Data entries
#####
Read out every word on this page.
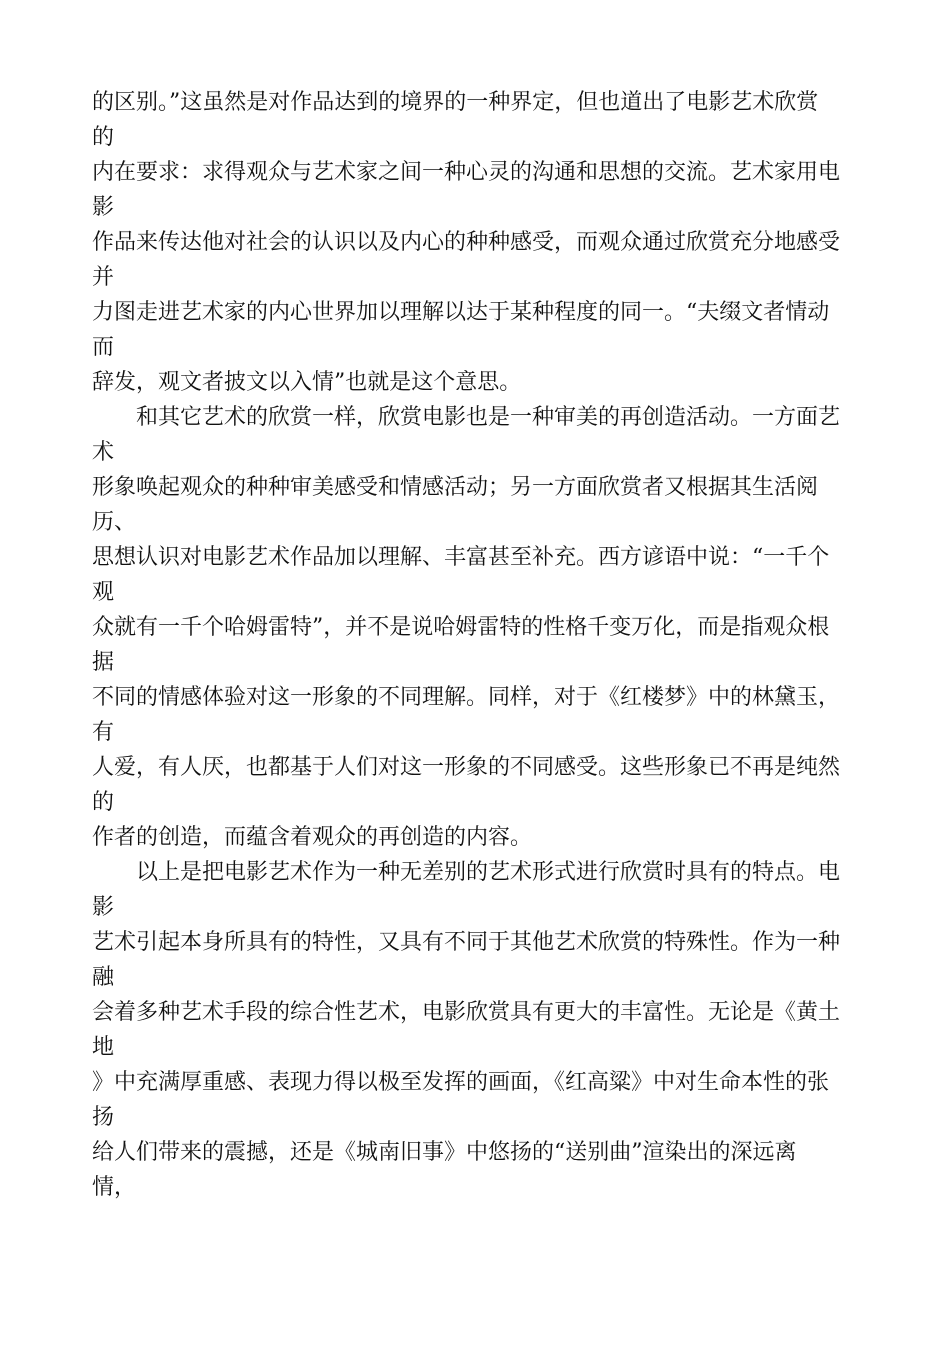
的区别。”这虽然是对作品达到的境界的一种界定，但也道出了电影艺术欣赏
的
内在要求：求得观众与艺术家之间一种心灵的沟通和思想的交流。艺术家用电
影
作品来传达他对社会的认识以及内心的种种感受，而观众通过欣赏充分地感受
并
力图走进艺术家的内心世界加以理解以达于某种程度的同一。“夫缀文者情动
而
辞发，观文者披文以入情”也就是这个意思。
　　和其它艺术的欣赏一样，欣赏电影也是一种审美的再创造活动。一方面艺
术
形象唤起观众的种种审美感受和情感活动；另一方面欣赏者又根据其生活阅
历、
思想认识对电影艺术作品加以理解、丰富甚至补充。西方谚语中说：“一千个
观
众就有一千个哈姆雷特”，并不是说哈姆雷特的性格千变万化，而是指观众根
据
不同的情感体验对这一形象的不同理解。同样，对于《红楼梦》中的林黛玉，
有
人爱，有人厌，也都基于人们对这一形象的不同感受。这些形象已不再是纯然
的
作者的创造，而蕴含着观众的再创造的内容。
　　以上是把电影艺术作为一种无差别的艺术形式进行欣赏时具有的特点。电
影
艺术引起本身所具有的特性，又具有不同于其他艺术欣赏的特殊性。作为一种
融
会着多种艺术手段的综合性艺术，电影欣赏具有更大的丰富性。无论是《黄土
地
》中充满厚重感、表现力得以极至发挥的画面，《红高粱》中对生命本性的张
扬
给人们带来的震撼，还是《城南旧事》中悠扬的“送别曲”渲染出的深远离
情，
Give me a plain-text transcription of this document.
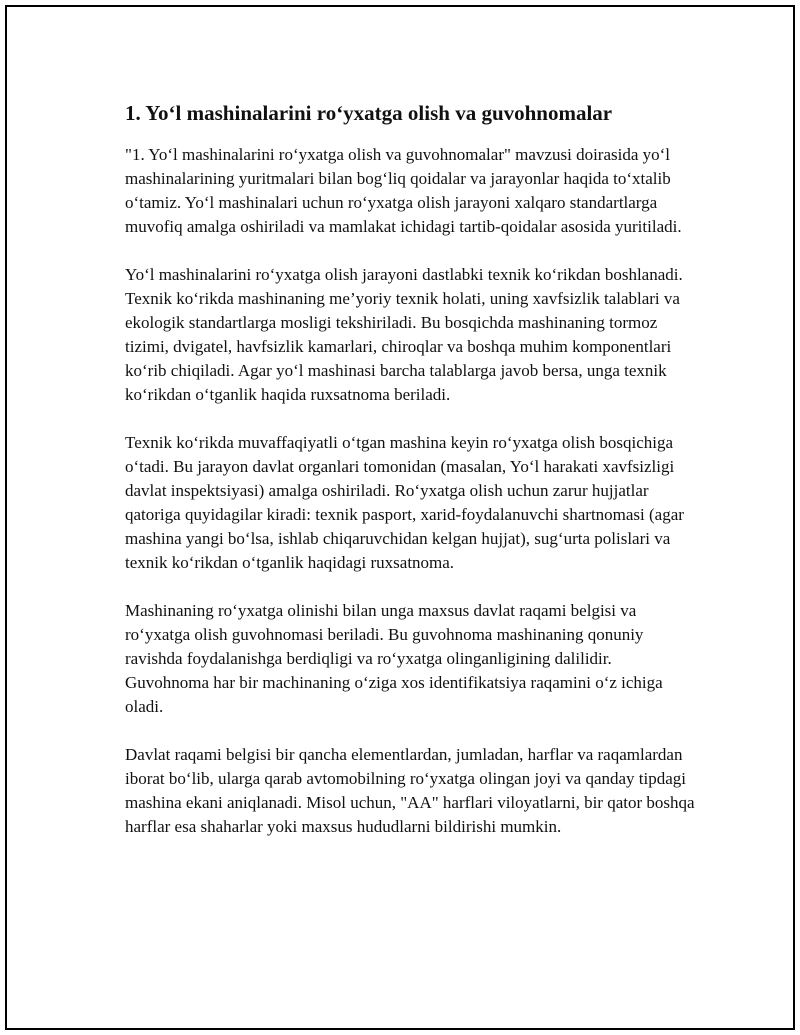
1. Yo‘l mashinalarini ro‘yxatga olish va guvohnomalar

"1. Yo‘l mashinalarini ro‘yxatga olish va guvohnomalar" mavzusi doirasida yo‘l mashinalarining yuritmalari bilan bog‘liq qoidalar va jarayonlar haqida to‘xtalib o‘tamiz. Yo‘l mashinalari uchun ro‘yxatga olish jarayoni xalqaro standartlarga muvofiq amalga oshiriladi va mamlakat ichidagi tartib-qoidalar asosida yuritiladi.

Yo‘l mashinalarini ro‘yxatga olish jarayoni dastlabki texnik ko‘rikdan boshlanadi. Texnik ko‘rikda mashinaning me’yoriy texnik holati, uning xavfsizlik talablari va ekologik standartlarga mosligi tekshiriladi. Bu bosqichda mashinaning tormoz tizimi, dvigatel, havfsizlik kamarlari, chiroqlar va boshqa muhim komponentlari ko‘rib chiqiladi. Agar yo‘l mashinasi barcha talablarga javob bersa, unga texnik ko‘rikdan o‘tganlik haqida ruxsatnoma beriladi.

Texnik ko‘rikda muvaffaqiyatli o‘tgan mashina keyin ro‘yxatga olish bosqichiga o‘tadi. Bu jarayon davlat organlari tomonidan (masalan, Yo‘l harakati xavfsizligi davlat inspektsiyasi) amalga oshiriladi. Ro‘yxatga olish uchun zarur hujjatlar qatoriga quyidagilar kiradi: texnik pasport, xarid-foydalanuvchi shartnomasi (agar mashina yangi bo‘lsa, ishlab chiqaruvchidan kelgan hujjat), sug‘urta polislari va texnik ko‘rikdan o‘tganlik haqidagi ruxsatnoma.

Mashinaning ro‘yxatga olinishi bilan unga maxsus davlat raqami belgisi va ro‘yxatga olish guvohnomasi beriladi. Bu guvohnoma mashinaning qonuniy ravishda foydalanishga berdiqligi va ro‘yxatga olinganligining dalilidir. Guvohnoma har bir machinaning o‘ziga xos identifikatsiya raqamini o‘z ichiga oladi.

Davlat raqami belgisi bir qancha elementlardan, jumladan, harflar va raqamlardan iborat bo‘lib, ularga qarab avtomobilning ro‘yxatga olingan joyi va qanday tipdagi mashina ekani aniqlanadi. Misol uchun, "AA" harflari viloyatlarni, bir qator boshqa harflar esa shaharlar yoki maxsus hududlarni bildirishi mumkin.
#####
▸ The request:
Write the number of lines containing the word "beriladi" and nothing besides it.

▸ Answer below:
2